Select the lines that contain "image" and copy each of them.

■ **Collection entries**
┌──

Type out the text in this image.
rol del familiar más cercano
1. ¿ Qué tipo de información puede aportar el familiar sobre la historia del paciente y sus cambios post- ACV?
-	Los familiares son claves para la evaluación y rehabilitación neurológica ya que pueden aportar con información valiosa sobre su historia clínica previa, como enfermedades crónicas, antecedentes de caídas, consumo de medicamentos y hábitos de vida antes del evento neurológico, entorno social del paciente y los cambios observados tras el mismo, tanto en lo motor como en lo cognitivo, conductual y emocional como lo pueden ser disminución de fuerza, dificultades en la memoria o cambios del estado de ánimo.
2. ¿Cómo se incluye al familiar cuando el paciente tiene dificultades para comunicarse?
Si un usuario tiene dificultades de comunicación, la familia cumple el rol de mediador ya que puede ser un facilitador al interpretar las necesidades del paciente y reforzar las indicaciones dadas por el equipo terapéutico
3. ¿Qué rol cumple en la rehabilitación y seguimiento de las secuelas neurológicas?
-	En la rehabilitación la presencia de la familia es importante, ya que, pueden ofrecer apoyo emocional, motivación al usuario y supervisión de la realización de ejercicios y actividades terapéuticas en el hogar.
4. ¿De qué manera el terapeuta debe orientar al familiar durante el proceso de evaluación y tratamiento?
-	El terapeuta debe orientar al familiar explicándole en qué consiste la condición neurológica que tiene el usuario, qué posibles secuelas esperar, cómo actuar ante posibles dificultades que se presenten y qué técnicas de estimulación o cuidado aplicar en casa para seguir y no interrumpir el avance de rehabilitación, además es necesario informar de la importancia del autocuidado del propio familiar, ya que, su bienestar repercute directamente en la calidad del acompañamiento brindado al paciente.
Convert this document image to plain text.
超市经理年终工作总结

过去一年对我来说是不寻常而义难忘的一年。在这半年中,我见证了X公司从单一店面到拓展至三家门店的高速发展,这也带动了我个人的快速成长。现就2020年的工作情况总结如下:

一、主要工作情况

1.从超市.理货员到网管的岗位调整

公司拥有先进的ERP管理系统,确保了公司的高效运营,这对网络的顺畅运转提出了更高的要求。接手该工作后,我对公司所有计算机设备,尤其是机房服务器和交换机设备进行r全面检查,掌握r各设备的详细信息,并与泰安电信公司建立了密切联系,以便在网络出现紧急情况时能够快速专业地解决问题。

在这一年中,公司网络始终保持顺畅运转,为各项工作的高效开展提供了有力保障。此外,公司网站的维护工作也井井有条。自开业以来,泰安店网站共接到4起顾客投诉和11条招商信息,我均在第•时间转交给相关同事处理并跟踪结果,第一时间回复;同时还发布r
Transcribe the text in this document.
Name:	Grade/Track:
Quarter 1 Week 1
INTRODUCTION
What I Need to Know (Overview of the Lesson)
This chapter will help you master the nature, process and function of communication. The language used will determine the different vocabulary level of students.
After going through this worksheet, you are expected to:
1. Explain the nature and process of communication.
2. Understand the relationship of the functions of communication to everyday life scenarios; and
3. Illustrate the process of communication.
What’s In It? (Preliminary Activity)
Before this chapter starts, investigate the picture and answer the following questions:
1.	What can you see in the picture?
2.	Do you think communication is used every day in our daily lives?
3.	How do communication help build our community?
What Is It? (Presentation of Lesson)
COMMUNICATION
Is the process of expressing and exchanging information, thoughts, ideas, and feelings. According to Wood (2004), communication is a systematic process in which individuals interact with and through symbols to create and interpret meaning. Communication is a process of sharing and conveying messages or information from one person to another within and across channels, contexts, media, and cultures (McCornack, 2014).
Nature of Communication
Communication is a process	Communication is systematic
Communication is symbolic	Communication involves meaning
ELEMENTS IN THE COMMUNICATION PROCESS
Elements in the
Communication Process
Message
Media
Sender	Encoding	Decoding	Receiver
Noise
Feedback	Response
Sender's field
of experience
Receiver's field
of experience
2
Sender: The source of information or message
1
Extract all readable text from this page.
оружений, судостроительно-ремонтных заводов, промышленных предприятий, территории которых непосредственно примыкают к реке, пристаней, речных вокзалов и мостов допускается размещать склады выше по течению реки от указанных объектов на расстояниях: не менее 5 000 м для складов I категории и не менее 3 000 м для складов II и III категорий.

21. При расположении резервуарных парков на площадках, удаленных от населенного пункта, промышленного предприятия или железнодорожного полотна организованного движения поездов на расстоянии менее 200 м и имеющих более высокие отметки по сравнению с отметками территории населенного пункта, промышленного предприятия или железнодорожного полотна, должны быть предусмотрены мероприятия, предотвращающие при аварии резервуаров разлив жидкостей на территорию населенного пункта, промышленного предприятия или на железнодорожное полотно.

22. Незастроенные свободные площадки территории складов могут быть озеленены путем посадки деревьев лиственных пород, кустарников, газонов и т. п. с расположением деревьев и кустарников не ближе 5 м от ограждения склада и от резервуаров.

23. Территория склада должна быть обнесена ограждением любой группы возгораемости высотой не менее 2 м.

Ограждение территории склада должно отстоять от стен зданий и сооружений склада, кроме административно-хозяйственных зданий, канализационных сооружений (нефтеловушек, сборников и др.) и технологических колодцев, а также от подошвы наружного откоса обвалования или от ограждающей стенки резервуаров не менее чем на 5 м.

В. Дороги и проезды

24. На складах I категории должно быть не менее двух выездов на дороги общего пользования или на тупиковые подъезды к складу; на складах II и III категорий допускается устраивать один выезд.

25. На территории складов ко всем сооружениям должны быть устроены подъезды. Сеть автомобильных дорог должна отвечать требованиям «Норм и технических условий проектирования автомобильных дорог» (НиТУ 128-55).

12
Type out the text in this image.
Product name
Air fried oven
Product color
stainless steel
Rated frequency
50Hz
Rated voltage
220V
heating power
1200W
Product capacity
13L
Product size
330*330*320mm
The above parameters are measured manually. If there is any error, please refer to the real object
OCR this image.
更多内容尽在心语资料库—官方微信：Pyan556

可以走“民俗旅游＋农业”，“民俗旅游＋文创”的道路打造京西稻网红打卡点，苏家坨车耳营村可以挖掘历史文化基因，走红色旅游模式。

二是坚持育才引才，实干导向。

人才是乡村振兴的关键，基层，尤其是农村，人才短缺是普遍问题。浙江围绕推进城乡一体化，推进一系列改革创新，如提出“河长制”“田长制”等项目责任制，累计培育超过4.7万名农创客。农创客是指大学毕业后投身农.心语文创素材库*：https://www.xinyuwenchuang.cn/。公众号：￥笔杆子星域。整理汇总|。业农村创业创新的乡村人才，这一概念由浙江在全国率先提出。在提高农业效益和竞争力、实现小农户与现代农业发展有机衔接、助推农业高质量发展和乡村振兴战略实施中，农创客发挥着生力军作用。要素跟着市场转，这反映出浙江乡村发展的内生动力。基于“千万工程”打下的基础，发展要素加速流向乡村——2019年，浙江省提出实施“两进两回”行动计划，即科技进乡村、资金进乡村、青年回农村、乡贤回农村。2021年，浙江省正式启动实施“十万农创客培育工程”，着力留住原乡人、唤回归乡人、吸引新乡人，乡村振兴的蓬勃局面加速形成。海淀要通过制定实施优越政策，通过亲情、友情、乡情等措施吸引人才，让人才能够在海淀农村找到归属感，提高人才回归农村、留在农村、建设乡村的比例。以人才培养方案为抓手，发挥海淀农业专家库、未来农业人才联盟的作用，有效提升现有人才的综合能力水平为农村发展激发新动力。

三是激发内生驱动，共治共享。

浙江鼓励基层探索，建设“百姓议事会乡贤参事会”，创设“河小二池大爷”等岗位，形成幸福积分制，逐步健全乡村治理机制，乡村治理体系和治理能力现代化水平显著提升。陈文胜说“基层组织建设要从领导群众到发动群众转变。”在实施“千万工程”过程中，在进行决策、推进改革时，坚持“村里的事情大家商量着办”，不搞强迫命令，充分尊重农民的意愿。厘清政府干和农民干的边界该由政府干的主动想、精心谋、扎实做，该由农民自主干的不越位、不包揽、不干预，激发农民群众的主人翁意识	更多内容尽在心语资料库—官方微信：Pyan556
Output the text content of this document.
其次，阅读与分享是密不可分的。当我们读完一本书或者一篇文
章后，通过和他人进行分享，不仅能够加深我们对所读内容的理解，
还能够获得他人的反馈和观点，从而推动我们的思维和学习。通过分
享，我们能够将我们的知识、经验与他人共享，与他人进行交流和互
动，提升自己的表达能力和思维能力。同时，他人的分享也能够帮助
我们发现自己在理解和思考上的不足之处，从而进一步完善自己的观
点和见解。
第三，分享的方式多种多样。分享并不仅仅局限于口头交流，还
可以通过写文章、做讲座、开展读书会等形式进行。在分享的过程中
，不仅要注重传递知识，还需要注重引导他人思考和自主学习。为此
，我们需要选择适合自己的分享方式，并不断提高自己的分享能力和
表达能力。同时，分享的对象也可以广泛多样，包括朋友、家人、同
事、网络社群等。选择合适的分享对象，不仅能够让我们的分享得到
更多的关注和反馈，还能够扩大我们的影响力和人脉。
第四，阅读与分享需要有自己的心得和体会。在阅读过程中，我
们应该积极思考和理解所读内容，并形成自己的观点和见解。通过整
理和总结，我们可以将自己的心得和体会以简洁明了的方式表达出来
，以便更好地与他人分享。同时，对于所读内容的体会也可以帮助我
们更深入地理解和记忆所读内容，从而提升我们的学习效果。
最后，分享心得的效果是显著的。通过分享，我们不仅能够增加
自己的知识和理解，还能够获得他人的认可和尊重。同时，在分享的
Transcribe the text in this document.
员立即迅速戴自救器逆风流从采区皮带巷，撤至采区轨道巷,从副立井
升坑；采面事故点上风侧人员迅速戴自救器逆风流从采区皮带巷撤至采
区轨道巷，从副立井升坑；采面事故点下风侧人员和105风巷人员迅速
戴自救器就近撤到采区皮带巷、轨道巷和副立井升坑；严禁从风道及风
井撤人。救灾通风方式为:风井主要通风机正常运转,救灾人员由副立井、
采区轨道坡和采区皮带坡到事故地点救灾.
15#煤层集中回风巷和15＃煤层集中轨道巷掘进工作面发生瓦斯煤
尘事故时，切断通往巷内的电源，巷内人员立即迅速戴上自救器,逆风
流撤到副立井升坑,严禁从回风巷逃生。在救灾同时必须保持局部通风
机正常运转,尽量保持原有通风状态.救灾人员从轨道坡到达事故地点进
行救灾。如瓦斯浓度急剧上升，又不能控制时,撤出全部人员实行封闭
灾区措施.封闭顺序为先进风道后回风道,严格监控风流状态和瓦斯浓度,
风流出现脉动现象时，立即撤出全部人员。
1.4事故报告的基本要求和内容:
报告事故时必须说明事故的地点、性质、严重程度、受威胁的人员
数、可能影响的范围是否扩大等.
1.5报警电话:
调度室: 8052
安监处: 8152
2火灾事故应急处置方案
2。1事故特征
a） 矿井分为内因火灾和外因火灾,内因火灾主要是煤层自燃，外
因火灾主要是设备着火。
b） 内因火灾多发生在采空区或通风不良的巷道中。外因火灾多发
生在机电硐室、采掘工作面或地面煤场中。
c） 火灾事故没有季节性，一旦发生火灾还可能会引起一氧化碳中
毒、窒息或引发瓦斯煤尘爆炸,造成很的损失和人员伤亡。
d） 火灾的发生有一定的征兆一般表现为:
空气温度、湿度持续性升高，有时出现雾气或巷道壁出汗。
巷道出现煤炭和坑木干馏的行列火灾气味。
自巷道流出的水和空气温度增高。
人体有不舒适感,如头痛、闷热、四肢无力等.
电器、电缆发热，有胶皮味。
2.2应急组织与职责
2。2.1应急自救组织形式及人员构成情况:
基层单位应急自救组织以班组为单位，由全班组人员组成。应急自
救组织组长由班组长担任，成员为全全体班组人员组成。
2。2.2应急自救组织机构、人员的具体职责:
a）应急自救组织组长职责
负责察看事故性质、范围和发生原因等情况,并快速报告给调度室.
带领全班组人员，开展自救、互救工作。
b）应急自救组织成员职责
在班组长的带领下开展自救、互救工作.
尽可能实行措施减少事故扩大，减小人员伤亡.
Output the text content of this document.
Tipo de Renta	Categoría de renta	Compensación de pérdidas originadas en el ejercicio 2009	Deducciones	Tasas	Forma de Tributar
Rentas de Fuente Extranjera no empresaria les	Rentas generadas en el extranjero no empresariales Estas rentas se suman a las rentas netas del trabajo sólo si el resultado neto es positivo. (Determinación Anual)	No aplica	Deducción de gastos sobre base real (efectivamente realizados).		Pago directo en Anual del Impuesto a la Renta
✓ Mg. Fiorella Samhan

└──

■ **Task solution**
Type out the text in this image.
Convert this document image to plain text.
Type out the text in this image.
OCR this image.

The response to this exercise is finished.